- **AIM**: Please copy the material below line by line, keeping every character unchanged, but leave out the picture lines.
---
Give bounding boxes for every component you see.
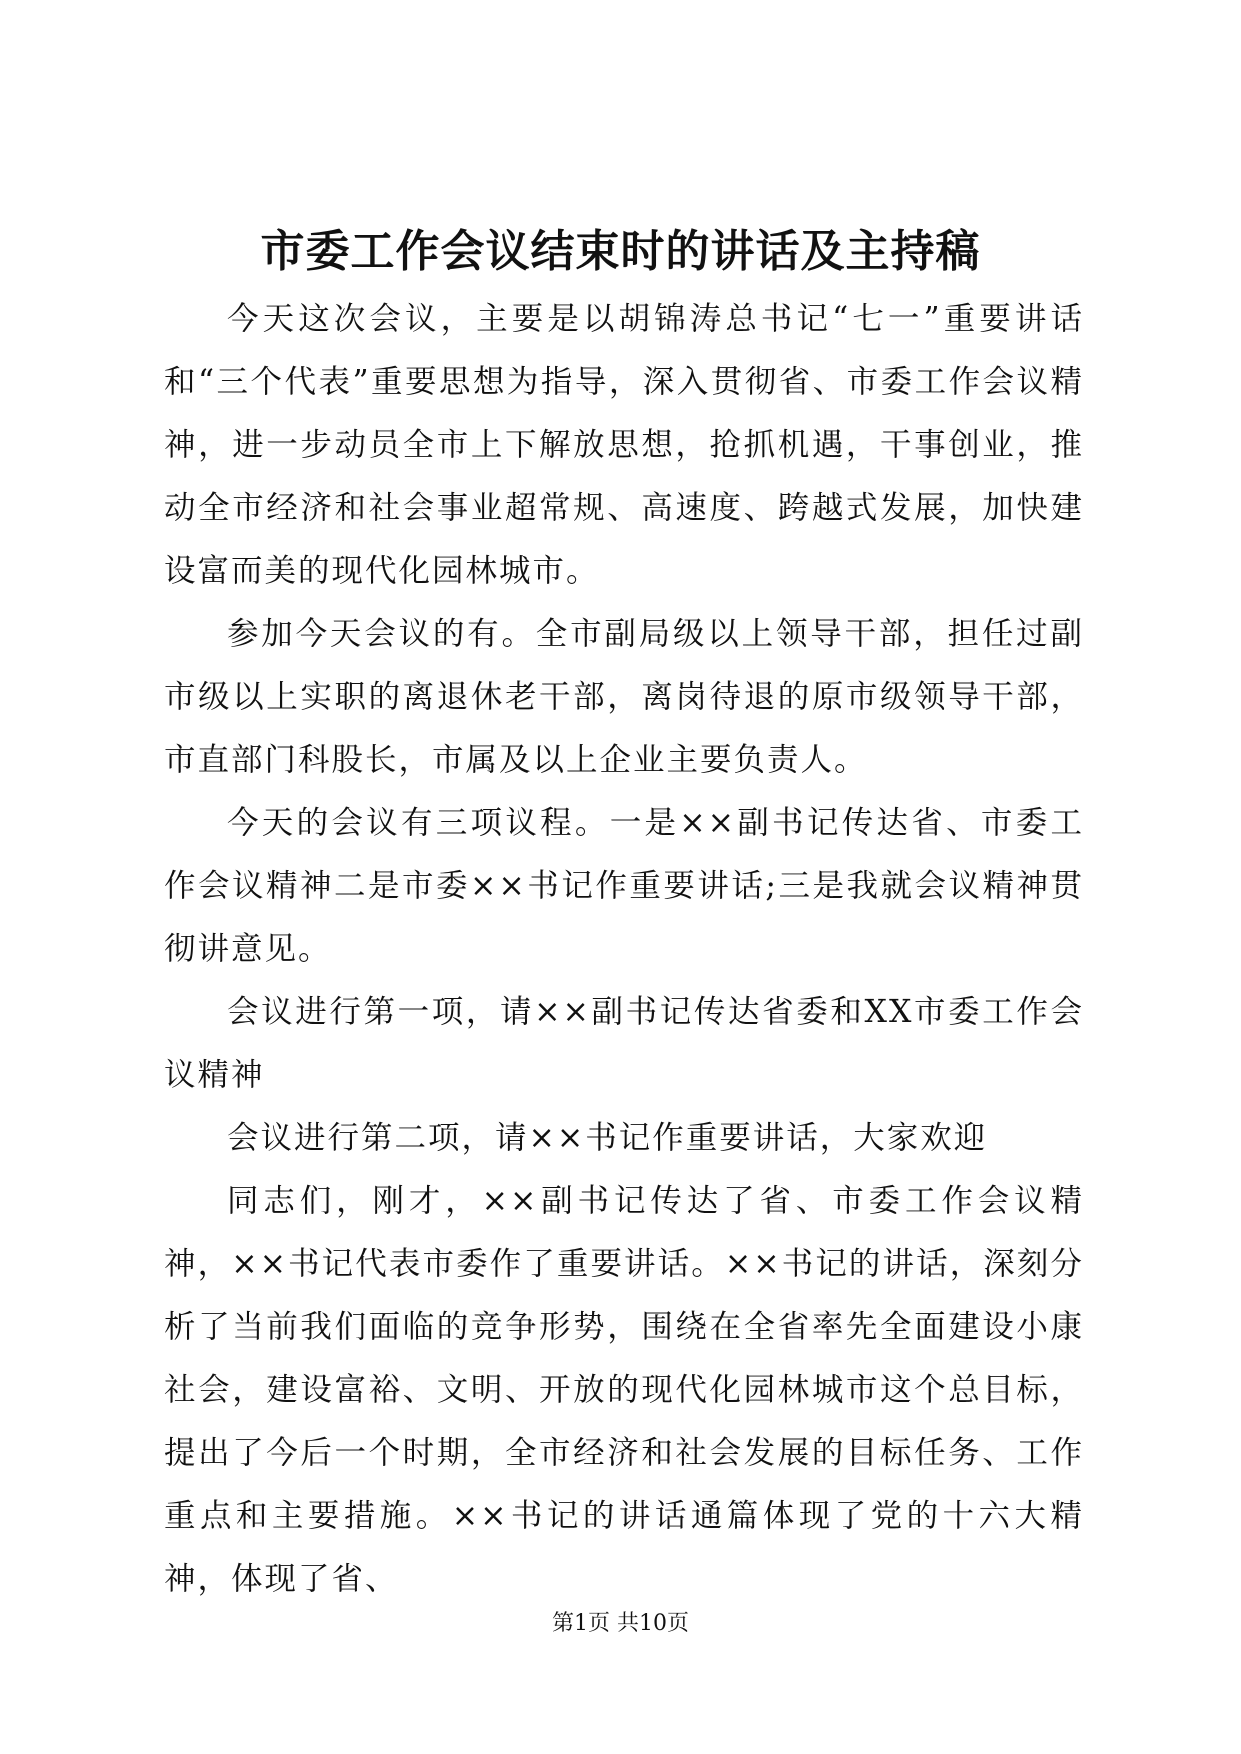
paragraph-5: 会议进行第二项，请××书记作重要讲话，大家欢迎: [227, 1120, 988, 1156]
footer-page-mid: 页 共: [588, 1611, 639, 1636]
document-title: 市委工作会议结束时的讲话及主持稿: [260, 226, 981, 277]
footer-page-number: 1: [574, 1611, 588, 1636]
document-body: [164, 288, 1084, 1611]
paragraph-3: 今天的会议有三项议程。一是××副书记传达省、市委工作会议精神二是市委××书记作重要讲话;三是我就会议精神贯彻讲意见。: [164, 805, 1084, 967]
page-footer: [0, 1609, 1241, 1639]
footer-page-prefix: 第: [551, 1611, 574, 1636]
paragraph-6: 同志们，刚才，××副书记传达了省、市委工作会议精神，××书记代表市委作了重要讲话。××书记的讲话，深刻分析了当前我们面临的竞争形势，围绕在全省率先全面建设小康社会，建设富裕、文明、开放的现代化园林城市这个总目标，提出了今后一个时期，全市经济和社会发展的目标任务、工作重点和主要措施。××书记的讲话通篇体现了党的十六大精神，体现了省、: [164, 1183, 1084, 1597]
footer-page-total: 10: [639, 1611, 667, 1636]
paragraph-2: 参加今天会议的有。全市副局级以上领导干部，担任过副市级以上实职的离退休老干部，离岗待退的原市级领导干部，市直部门科股长，市属及以上企业主要负责人。: [164, 616, 1084, 778]
paragraph-4: 会议进行第一项，请××副书记传达省委和XX市委工作会议精神: [164, 994, 1084, 1093]
paragraph-1: 今天这次会议，主要是以胡锦涛总书记“七一”重要讲话和“三个代表”重要思想为指导，深入贯彻省、市委工作会议精神，进一步动员全市上下解放思想，抢抓机遇，干事创业，推动全市经济和社会事业超常规、高速度、跨越式发展，加快建设富而美的现代化园林城市。: [164, 301, 1084, 589]
footer-page-suffix: 页: [667, 1611, 690, 1636]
---
- **WRITTEN SOLUTION**:
Give bounding boxes for every component you see.
paragraph-5: 会议进行第二项，请××书记作重要讲话，大家欢迎: [227, 1120, 988, 1156]
footer-page-mid: 页 共: [588, 1611, 639, 1636]
document-title: 市委工作会议结束时的讲话及主持稿: [260, 226, 981, 277]
footer-page-number: 1: [574, 1611, 588, 1636]
document-body: [164, 288, 1084, 1611]
paragraph-3: 今天的会议有三项议程。一是××副书记传达省、市委工作会议精神二是市委××书记作重要讲话;三是我就会议精神贯彻讲意见。: [164, 805, 1084, 967]
page-footer: [0, 1609, 1241, 1639]
footer-page-prefix: 第: [551, 1611, 574, 1636]
paragraph-6: 同志们，刚才，××副书记传达了省、市委工作会议精神，××书记代表市委作了重要讲话。××书记的讲话，深刻分析了当前我们面临的竞争形势，围绕在全省率先全面建设小康社会，建设富裕、文明、开放的现代化园林城市这个总目标，提出了今后一个时期，全市经济和社会发展的目标任务、工作重点和主要措施。××书记的讲话通篇体现了党的十六大精神，体现了省、: [164, 1183, 1084, 1597]
footer-page-total: 10: [639, 1611, 667, 1636]
paragraph-2: 参加今天会议的有。全市副局级以上领导干部，担任过副市级以上实职的离退休老干部，离岗待退的原市级领导干部，市直部门科股长，市属及以上企业主要负责人。: [164, 616, 1084, 778]
paragraph-4: 会议进行第一项，请××副书记传达省委和XX市委工作会议精神: [164, 994, 1084, 1093]
paragraph-1: 今天这次会议，主要是以胡锦涛总书记“七一”重要讲话和“三个代表”重要思想为指导，深入贯彻省、市委工作会议精神，进一步动员全市上下解放思想，抢抓机遇，干事创业，推动全市经济和社会事业超常规、高速度、跨越式发展，加快建设富而美的现代化园林城市。: [164, 301, 1084, 589]
footer-page-suffix: 页: [667, 1611, 690, 1636]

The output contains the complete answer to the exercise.